[Items from a dataset]

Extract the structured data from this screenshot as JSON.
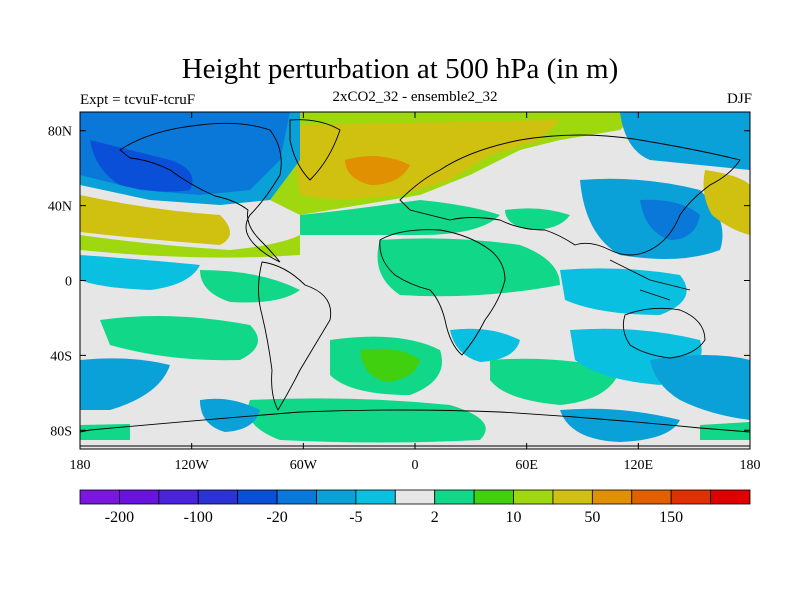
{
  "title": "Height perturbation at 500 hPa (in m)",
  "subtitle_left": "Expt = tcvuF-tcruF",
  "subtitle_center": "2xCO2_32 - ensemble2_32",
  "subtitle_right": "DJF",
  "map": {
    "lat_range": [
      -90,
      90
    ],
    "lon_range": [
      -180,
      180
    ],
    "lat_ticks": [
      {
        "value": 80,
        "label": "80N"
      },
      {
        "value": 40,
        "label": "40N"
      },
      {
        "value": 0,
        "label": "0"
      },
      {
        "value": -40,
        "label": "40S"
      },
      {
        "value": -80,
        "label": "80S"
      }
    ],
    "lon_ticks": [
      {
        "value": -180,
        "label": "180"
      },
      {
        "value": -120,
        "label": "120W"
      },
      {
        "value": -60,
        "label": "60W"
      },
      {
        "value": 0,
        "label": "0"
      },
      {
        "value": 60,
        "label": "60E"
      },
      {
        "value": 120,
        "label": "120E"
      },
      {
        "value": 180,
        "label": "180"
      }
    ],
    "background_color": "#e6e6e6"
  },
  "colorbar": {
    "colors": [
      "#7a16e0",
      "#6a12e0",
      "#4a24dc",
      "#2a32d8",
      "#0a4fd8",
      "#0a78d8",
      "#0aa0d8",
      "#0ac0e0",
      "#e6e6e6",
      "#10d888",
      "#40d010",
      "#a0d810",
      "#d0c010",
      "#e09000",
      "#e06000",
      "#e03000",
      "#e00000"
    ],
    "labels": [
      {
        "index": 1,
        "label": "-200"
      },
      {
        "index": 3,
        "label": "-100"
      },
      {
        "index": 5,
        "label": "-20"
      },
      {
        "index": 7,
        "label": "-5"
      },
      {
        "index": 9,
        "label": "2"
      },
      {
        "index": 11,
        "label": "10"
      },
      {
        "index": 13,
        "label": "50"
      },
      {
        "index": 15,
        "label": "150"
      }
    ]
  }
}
==
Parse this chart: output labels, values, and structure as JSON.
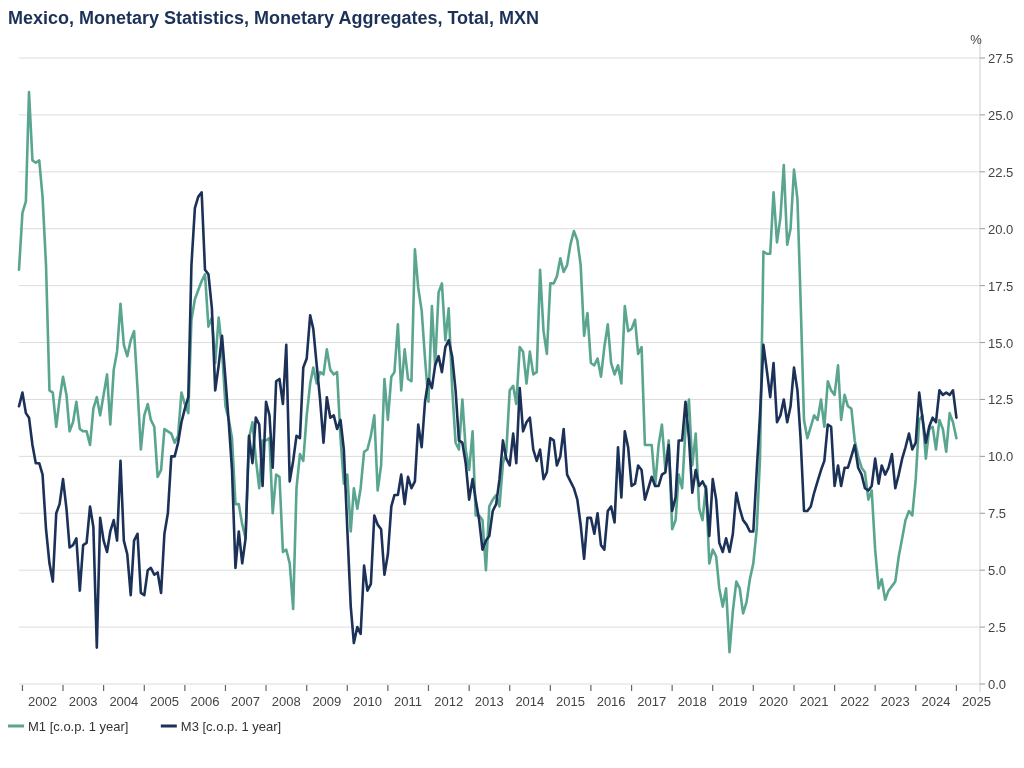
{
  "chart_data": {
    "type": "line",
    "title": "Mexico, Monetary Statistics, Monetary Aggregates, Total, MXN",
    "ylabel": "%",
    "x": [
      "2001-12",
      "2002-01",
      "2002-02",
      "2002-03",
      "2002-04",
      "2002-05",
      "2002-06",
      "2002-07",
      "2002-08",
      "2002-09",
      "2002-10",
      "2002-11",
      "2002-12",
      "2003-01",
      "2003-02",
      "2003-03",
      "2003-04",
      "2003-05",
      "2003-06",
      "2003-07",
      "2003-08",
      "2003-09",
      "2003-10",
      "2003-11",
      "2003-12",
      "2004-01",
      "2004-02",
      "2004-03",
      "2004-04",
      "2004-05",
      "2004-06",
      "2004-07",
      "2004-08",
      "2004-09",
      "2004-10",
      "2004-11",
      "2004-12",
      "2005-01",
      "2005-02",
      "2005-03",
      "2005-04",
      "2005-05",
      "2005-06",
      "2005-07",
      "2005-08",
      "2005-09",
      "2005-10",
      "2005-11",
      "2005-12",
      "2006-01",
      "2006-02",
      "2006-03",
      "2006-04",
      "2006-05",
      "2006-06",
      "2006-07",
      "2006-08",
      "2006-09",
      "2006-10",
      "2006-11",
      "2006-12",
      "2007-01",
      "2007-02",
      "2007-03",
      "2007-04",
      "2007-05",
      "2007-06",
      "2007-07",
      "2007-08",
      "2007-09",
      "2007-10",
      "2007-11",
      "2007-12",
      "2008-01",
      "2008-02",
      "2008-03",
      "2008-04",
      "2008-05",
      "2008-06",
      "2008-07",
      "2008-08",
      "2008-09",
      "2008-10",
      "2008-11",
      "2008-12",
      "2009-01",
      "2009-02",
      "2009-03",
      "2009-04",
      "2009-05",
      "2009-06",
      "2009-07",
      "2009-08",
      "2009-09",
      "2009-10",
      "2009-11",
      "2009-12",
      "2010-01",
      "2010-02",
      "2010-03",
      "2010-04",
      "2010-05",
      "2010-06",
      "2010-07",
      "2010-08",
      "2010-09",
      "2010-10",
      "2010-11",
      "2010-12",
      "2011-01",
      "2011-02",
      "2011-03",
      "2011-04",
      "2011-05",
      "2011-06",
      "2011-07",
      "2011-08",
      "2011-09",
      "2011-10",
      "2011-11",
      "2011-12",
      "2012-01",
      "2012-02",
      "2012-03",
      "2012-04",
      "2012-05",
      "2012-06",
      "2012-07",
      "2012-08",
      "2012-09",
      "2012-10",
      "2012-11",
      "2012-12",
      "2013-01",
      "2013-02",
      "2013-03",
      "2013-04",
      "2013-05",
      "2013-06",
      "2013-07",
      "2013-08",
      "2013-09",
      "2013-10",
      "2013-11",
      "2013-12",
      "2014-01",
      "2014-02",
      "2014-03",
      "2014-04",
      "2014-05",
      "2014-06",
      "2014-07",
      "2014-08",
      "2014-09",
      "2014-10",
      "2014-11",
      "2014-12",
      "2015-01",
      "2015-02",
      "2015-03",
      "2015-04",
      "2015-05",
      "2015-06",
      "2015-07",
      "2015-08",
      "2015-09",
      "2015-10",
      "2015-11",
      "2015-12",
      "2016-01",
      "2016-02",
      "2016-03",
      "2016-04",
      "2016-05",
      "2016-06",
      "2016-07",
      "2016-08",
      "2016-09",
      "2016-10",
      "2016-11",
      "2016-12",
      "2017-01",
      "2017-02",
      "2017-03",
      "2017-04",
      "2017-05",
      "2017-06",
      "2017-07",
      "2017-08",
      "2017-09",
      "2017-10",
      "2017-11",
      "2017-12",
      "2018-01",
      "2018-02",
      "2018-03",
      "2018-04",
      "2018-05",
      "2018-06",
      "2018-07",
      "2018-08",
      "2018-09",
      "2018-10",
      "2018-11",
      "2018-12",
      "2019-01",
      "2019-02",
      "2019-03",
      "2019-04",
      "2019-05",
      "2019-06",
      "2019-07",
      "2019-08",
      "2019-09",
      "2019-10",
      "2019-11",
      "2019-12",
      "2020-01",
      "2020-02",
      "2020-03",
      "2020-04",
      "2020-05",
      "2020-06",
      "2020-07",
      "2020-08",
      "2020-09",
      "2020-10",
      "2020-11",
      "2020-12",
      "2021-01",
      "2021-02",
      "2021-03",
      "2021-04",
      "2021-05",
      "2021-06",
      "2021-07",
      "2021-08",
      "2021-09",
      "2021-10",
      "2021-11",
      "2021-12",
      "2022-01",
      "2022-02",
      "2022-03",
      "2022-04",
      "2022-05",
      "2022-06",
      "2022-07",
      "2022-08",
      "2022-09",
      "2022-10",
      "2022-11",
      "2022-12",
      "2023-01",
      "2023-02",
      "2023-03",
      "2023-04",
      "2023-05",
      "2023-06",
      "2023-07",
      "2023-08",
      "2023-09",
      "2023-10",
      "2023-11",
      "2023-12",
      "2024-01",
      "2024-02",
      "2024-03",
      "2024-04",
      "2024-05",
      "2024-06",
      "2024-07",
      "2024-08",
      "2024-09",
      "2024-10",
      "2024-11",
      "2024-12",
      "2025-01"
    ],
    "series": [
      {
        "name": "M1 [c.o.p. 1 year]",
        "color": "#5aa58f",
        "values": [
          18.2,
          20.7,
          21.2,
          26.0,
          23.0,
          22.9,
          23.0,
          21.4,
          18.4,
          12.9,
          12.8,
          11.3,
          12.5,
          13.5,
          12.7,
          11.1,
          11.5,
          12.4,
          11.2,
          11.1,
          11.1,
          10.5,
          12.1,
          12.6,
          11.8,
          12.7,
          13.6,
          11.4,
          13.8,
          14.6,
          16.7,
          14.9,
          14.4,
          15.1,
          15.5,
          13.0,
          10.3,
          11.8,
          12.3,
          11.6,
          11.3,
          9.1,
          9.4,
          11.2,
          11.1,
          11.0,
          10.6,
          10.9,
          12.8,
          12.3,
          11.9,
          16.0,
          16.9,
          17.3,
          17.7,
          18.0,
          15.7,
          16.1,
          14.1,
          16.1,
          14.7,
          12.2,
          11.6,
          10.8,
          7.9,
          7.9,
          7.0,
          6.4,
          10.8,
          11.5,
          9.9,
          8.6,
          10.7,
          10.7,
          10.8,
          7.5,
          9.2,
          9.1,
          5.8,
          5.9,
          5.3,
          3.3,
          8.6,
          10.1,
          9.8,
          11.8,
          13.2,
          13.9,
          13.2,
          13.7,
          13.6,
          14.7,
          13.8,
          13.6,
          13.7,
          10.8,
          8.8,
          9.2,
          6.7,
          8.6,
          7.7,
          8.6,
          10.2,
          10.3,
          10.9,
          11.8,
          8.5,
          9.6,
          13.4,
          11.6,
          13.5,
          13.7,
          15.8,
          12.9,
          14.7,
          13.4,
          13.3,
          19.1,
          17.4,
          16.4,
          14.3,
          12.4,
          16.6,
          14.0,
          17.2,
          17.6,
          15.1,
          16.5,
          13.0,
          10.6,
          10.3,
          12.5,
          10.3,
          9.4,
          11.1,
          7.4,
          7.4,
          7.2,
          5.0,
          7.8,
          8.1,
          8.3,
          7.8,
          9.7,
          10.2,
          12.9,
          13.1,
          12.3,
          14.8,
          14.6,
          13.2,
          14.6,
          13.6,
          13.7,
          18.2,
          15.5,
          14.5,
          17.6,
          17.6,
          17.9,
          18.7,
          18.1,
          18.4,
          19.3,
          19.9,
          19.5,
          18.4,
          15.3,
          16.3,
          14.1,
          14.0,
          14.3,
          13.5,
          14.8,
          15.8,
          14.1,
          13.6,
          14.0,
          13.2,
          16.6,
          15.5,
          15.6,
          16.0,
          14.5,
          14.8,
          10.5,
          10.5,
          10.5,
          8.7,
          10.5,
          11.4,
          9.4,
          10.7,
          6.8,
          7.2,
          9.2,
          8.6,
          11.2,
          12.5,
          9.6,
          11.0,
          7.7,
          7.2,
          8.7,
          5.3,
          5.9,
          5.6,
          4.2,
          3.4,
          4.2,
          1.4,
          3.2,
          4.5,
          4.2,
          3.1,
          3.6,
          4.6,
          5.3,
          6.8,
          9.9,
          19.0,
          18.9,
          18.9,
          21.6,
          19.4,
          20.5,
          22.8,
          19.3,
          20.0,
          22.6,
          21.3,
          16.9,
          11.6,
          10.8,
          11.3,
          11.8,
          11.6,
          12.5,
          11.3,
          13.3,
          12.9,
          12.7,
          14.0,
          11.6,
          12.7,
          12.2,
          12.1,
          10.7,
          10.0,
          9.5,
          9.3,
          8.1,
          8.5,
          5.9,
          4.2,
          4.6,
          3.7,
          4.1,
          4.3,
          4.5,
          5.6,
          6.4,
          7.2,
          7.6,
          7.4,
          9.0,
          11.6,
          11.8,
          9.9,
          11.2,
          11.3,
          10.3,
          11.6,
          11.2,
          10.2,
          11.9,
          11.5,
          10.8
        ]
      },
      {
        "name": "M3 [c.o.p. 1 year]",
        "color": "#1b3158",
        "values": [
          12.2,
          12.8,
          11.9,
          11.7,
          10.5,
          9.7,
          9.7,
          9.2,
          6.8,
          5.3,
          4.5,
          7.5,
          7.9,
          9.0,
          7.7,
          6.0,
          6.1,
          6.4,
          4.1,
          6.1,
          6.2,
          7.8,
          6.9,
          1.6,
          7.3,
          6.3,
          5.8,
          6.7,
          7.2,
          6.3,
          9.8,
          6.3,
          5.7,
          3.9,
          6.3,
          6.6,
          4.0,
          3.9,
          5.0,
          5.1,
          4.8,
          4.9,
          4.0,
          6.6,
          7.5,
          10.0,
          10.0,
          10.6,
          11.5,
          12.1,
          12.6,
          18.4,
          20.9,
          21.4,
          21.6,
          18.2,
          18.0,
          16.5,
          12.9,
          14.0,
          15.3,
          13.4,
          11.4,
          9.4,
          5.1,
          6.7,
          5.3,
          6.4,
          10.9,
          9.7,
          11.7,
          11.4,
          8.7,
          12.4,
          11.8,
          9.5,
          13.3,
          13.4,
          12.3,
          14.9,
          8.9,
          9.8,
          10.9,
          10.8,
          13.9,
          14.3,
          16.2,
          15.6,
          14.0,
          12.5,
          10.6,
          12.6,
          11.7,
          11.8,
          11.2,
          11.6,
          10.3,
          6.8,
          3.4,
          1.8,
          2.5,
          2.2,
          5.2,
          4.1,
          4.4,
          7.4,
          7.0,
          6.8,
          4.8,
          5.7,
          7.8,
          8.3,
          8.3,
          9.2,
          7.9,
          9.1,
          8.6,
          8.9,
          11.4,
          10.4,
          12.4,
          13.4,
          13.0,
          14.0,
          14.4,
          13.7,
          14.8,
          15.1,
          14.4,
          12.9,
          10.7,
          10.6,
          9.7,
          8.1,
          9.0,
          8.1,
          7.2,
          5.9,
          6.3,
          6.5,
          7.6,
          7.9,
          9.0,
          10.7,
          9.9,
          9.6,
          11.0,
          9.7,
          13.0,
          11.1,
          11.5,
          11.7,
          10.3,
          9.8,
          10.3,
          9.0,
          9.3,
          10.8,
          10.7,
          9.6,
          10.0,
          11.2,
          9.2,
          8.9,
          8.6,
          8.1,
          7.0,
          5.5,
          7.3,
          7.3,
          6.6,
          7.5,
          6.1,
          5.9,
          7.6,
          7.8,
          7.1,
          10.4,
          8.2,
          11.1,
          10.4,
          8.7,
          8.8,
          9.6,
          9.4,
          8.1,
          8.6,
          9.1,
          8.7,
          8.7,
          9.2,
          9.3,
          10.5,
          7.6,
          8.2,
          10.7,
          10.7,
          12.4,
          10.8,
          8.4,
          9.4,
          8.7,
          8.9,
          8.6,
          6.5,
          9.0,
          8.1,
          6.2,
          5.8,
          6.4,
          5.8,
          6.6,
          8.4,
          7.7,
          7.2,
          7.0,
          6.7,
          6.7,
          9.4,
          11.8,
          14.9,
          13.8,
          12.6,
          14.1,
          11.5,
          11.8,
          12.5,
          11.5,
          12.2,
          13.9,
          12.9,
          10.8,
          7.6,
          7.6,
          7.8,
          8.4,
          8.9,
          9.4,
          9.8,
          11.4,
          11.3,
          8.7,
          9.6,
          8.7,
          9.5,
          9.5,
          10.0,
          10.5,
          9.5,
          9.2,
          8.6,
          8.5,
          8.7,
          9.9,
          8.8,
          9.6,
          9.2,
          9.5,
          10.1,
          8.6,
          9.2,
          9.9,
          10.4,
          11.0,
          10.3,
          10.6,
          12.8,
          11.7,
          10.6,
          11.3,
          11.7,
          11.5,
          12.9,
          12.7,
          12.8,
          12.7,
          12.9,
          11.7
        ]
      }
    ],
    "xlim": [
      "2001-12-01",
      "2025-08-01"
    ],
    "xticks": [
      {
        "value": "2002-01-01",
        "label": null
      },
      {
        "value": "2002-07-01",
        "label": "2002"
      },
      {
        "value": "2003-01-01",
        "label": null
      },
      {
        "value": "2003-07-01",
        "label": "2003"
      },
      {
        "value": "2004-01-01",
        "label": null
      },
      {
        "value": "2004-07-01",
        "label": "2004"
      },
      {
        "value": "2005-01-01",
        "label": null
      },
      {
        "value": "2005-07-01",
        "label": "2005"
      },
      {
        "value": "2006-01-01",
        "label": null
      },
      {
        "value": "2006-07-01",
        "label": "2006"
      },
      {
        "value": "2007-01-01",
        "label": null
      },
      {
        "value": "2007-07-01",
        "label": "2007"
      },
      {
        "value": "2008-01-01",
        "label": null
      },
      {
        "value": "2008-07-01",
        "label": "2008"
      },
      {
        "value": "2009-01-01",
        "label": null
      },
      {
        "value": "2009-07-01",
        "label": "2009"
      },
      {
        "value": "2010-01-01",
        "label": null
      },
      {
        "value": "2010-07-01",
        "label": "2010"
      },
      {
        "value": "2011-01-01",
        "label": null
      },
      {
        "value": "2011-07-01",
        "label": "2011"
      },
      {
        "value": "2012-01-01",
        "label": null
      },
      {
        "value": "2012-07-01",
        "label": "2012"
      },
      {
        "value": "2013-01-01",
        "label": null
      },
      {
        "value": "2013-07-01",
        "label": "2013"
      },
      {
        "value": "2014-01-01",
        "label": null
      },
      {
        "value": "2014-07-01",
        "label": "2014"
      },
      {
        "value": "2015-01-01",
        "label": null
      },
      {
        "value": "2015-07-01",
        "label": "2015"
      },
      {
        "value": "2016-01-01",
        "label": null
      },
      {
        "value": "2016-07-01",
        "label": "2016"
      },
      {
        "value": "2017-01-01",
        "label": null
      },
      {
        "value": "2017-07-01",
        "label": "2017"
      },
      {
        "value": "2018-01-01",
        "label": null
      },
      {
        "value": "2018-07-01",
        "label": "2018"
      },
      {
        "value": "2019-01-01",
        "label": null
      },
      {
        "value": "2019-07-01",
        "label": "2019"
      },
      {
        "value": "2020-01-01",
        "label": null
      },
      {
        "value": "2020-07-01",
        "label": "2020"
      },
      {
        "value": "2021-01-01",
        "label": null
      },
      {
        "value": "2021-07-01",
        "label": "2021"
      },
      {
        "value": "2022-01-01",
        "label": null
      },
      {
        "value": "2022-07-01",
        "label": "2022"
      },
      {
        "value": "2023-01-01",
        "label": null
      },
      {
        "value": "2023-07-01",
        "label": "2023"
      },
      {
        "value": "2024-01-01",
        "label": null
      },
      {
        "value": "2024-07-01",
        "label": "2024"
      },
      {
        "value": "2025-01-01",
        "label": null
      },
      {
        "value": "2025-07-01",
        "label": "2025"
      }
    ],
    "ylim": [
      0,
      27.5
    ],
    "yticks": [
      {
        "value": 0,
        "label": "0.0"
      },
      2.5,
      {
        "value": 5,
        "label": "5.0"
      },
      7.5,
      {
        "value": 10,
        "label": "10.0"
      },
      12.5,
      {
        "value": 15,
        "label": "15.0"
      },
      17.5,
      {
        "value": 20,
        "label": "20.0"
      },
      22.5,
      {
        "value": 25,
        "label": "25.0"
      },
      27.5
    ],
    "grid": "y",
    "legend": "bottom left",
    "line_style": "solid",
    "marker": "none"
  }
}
...
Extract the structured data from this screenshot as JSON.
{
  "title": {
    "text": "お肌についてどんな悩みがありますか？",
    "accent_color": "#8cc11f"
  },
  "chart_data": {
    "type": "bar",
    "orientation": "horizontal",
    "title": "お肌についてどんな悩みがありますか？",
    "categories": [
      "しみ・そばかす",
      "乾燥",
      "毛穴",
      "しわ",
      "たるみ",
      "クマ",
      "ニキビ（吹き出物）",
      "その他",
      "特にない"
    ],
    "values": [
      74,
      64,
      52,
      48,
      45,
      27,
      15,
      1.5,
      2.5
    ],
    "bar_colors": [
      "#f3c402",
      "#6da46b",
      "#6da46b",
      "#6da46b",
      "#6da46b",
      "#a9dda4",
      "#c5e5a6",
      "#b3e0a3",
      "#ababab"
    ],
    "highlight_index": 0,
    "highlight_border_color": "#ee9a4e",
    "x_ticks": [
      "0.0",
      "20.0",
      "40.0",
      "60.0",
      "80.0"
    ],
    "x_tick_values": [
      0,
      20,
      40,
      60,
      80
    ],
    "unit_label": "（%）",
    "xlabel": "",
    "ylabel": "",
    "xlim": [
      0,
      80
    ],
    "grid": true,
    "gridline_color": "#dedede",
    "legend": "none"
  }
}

• TASK DETAILS: Reply with one number only: how many lines of the listing hold "labels"?

• OUTPUT BELOW: 2